## THINGS TO DO
A. Answer each question from the text on properties of the Fourier transform:
(i) For a constant $c$, what does the text give as $F(c f)$?
(ii) How does the graph of the reverse signal $f^{-}$ relate to the graph of $f$?
(iii) Using the reversal properties, what does the text find the Fourier transform of $sinc$ to be?
B. Extend the text on Fourier transform properties, picking up right after its last line.

## TEXT PROVIDED

———

Fourier transform III - Properties of the Fourier transform

The Fourier transform (and inverse transform) enjoys a long list of very nice properties.

Linearity

Since the Fourier transform and inverse transform are both defined by definite integrals, it is straightforward to verify they inherit the usual linearity properties of integration, namely that for any pair of function $f$ and $g$ (for which the Fourier transform exists) we have

F (f + g) = F f + F g,

and for any constant $c$ we have

F (c f) = c \cdot F f

(and similarly for the inverse transform).

For example, if $f (t) = 2 \cdot Π (t) - 3 \cdot Λ (t)$ , then

(F f) (s) = 2 \cdot (F Π) (s) - 3 \cdot (F Λ) (s) = 2 sinc (s) - 3 {sinc}^{2} (s) .

"Signal reversal"

Observe that

(F f) (- s) = \int_{- \infty}^{\infty} f (t) e^{- 2 π i t (- s)} d t = \int_{- \infty}^{\infty} f (t) e^{2 π i t s} d t = (F^{- 1} f) (s) .

Note that for the last equality we are now thinking of the inverse Fourier transform as taking in a function of $t$ and returning a function of $s$ . While that is opposite of our default convention, remember that our default convention is just that: a default way to name the variables for the function we start with and the transformed function. Variable names can always be changed to whatever you want, though!

Similarly,

(F^{- 1} f) (- t) = (F f) (t) .

Here's one way to think about what's happening. If we think of a function $f (t)$ as a "signal", then we can define the reverse signal $f^{-}$ by

f^{-} (t) = f (- t) .

Note that we are not saying inverse, but reverse. The graph of $f^{-}$ looks like the "reverse" of the graph of $f$ , i.e., the reflection across the $y$ -axis. For example, the image below shows that graph of a function $f (t)$ in red, and the graph of its reverse in blue:

Properties of signal reversal

You can easily verify the following properties about reversal:

$(f^{-})^{-} = f$
$f$ is even $\Leftrightarrow$ $f^{-} = f$
$f$ is odd $\Leftrightarrow$ $f^{-} = - f$
$(F f)^{-} = F^{- 1} f$
$(F^{- 1} f)^{-} = F f$
$F (f^{-}) = F^{- 1} f$
$F (f^{-}) = (F f)^{-}$
$F^{- 1} (f^{-}) = (F^{- 1} f)^{-}$

(I'll probably add in the shorts proofs of each of these properties at some point, but none are diabolical, I promise.)

Using reversal to compute some Fourier transforms

Let's assume for the moment that we do indeed have $F^{- 1} sinc = Π$ . We can now use the reversal properties to compute the (forward) Fourier transform of $sinc$ :

F sinc = (F^{- 1} sinc)^{-} = Π^{-} = Π .

Similarly, if we assume we do indeed have $F^{- 1} {sinc}^{2} = Λ$ , then we can immediately deduce

F {sinc}^{2} = (F^{- 1} {sinc}^{2})^{-} = Λ^{-} = Λ .

———

## SUPPLIED INFORMATION
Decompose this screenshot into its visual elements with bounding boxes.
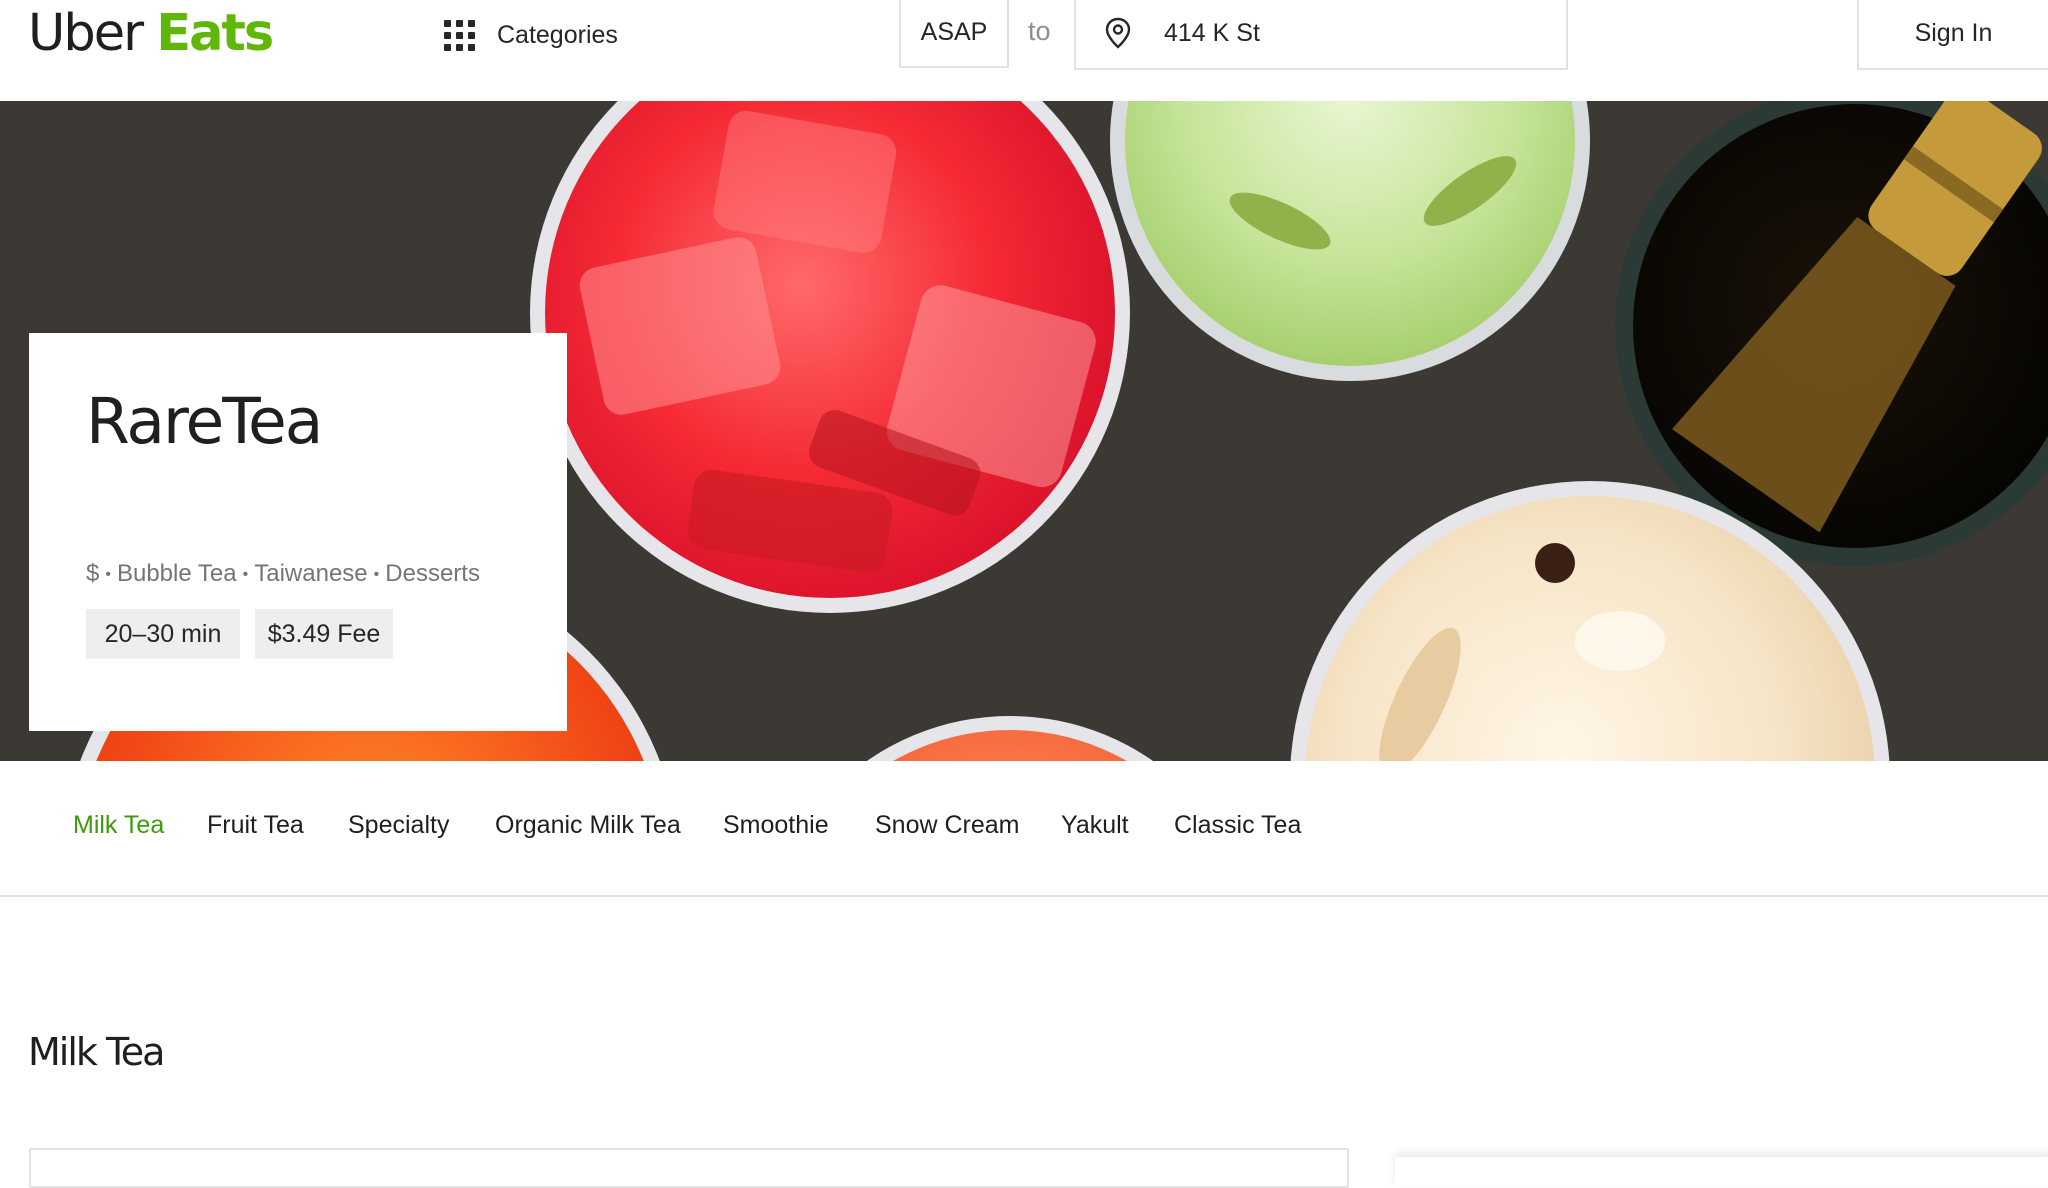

———

## SET OF ANSWERS
A.
(i) $c \cdot F f$
(ii) It is the reflection of the graph of $f$ across the $y$-axis.
(iii) $Π$

B.
Fourier transforms of even and odd functions

Suppose $f$ is an even function, i.e., $f^{-} = f$ . Then

(F f)^{-} = F (f^{-}) = F f,

and so $F f$ is also an even function. We've already seen three examples of this: the rectangle function, the triangle function and the Gaussian function are all even, and their Fourier transforms were all even, as well.

Similarly, if $f$ is an odd function (so $f^{-} = - f$ ), then

(F f)^{-} = F (f^{-}) = F (- f) = - F f,

and so $F f$ is also an odd function.

Conjugate symmetry for real-valued functions

Suppose $f$ is a real-valued function (like it always is for us). You can then easily show that

(F f)^{-} = \overset{―}{F f} .

For example, when $f (t)$ is our one-sided exponential decay function, we have

(F f) (s) = \frac{1}{1 + 2 π i s} .

Sure enough, we have

(F f)^{-} (s) = (F f) (- s) = \frac{1}{1 - 2 π i s} = \overset{―}{(\frac{1}{1 + 2 π i s})} = \overset{―}{(F f) (s)} .

Example: Two-sided exponential decay

Consider the two-sided exponential decay function

g (t) = e^{- | t |} = {\begin{cases} e^{t}, & for t < 0 \\ e^{- t}, & for t \geq 0 \end{cases}

If we let $f (t)$ be our one-sided exponential decay function from earlier, then notice that for every value of $t$ except $t = 0$ we have

g (t) = f (t) + f^{-} (t) .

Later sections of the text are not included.